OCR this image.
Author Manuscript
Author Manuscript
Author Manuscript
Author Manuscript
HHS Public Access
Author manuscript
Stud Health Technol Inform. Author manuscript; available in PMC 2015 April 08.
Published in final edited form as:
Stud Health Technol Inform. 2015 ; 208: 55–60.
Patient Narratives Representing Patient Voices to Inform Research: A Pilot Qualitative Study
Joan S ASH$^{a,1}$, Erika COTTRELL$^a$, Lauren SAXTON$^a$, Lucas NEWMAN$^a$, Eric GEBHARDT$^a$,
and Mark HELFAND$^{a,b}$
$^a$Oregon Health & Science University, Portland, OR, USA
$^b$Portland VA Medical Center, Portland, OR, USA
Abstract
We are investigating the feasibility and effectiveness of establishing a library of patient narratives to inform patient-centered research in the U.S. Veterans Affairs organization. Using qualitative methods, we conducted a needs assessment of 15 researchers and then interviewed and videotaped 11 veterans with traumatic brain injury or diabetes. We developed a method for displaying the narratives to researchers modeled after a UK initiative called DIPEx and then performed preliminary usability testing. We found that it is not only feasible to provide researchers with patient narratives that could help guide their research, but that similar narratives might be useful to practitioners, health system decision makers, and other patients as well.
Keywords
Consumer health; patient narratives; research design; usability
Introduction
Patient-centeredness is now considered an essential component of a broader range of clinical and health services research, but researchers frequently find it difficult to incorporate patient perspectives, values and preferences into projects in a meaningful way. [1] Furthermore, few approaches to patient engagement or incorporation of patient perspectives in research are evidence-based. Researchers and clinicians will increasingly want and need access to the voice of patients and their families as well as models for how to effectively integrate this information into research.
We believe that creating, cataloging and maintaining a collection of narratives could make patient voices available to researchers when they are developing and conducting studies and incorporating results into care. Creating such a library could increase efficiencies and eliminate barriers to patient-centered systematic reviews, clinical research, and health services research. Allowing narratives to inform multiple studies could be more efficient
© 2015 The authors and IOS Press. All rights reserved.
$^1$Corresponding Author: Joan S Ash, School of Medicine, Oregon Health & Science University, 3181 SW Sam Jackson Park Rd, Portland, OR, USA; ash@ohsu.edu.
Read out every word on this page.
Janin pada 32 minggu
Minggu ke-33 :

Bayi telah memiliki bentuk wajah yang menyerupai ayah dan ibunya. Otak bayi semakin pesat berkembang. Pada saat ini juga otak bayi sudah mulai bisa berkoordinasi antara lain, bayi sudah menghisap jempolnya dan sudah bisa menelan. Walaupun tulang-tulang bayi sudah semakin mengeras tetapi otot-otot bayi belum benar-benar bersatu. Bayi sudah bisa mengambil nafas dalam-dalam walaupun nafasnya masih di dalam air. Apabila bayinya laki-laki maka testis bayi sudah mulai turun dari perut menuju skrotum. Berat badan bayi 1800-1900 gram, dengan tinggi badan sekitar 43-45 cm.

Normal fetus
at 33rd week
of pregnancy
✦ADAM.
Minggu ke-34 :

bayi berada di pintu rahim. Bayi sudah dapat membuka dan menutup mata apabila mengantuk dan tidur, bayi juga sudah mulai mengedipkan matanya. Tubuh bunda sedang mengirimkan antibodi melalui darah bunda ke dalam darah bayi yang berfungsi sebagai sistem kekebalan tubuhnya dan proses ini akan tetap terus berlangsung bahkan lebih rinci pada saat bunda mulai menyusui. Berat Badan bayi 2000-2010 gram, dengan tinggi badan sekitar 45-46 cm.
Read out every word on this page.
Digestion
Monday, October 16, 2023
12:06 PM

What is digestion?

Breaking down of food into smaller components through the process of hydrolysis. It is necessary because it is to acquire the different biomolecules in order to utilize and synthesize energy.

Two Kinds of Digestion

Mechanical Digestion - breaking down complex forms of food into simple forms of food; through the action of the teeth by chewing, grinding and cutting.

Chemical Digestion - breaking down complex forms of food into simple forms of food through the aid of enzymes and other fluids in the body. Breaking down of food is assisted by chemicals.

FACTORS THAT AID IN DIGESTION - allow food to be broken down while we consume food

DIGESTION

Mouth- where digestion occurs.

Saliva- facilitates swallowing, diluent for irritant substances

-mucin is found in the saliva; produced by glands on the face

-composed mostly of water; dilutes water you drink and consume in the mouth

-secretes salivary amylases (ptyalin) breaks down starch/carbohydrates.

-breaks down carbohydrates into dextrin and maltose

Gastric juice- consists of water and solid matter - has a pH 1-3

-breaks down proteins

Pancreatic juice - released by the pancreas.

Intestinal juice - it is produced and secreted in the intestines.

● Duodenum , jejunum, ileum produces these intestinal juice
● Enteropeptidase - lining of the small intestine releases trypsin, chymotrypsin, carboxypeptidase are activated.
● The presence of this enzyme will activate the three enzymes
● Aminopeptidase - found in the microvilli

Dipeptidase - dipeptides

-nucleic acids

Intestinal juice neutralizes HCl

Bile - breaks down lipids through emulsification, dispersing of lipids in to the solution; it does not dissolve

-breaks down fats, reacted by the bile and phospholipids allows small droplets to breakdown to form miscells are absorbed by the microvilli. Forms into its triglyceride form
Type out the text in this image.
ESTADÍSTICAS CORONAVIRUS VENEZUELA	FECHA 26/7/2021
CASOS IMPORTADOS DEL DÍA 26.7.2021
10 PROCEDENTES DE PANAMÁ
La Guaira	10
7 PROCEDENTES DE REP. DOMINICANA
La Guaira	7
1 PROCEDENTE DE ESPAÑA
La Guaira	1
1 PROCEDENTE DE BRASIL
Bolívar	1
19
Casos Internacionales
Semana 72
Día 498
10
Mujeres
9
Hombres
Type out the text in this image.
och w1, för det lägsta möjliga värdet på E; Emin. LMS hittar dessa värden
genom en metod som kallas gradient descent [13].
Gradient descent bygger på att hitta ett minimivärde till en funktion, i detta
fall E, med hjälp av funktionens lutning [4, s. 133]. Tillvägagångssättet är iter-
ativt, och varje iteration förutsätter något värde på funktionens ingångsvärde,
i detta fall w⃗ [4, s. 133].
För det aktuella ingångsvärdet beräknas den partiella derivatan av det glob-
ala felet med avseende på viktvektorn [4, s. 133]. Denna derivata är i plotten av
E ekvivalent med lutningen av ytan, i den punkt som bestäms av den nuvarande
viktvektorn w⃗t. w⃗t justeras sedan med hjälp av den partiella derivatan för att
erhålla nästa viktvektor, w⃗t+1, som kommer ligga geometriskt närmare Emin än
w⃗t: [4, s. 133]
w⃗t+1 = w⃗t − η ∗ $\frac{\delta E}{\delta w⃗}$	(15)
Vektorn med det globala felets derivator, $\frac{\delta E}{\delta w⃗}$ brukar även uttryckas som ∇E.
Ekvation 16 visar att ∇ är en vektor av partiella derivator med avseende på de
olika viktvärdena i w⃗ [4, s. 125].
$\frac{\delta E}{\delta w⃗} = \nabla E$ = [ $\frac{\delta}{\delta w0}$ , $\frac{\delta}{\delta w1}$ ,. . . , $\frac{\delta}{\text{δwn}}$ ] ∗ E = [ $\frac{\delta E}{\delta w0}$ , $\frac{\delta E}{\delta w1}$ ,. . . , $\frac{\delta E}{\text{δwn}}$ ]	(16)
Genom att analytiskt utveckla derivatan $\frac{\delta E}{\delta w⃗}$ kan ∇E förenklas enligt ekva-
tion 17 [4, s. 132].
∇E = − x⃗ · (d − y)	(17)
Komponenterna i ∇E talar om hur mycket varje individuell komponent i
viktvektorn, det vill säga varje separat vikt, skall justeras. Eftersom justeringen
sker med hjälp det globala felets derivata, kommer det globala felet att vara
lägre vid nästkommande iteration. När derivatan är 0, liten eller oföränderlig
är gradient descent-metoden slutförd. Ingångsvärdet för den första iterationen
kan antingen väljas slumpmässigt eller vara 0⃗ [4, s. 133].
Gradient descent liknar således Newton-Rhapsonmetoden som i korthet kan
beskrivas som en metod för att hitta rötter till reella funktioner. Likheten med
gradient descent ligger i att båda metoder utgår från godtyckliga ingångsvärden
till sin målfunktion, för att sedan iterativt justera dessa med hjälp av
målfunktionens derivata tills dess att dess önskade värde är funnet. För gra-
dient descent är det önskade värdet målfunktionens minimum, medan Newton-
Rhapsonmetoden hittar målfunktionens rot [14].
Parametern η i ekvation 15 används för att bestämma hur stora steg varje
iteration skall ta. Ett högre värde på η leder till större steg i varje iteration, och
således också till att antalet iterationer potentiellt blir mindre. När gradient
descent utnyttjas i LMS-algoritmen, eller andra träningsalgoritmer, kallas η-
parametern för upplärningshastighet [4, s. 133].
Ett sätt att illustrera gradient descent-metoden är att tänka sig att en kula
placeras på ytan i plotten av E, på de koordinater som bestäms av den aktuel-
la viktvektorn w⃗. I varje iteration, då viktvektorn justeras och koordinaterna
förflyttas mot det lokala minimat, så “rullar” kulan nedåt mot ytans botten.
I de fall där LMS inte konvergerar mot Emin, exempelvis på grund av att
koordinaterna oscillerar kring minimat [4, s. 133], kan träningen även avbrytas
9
※ ※ ※
**TASK STATEMENT:** Each line of the records with the word "varje" in it is to be copied.

**RESULT OF THIS EXERCISE:**
ativt, och varje iteration förutsätter något värde på funktionens ingångsvärde,
Komponenterna i ∇E talar om hur mycket varje individuell komponent i
viktvektorn, det vill säga varje separat vikt, skall justeras. Eftersom justeringen
Parametern η i ekvation 15 används för att bestämma hur stora steg varje
iteration skall ta. Ett högre värde på η leder till större steg i varje iteration, och
la viktvektorn w⃗. I varje iteration, då viktvektorn justeras och koordinaterna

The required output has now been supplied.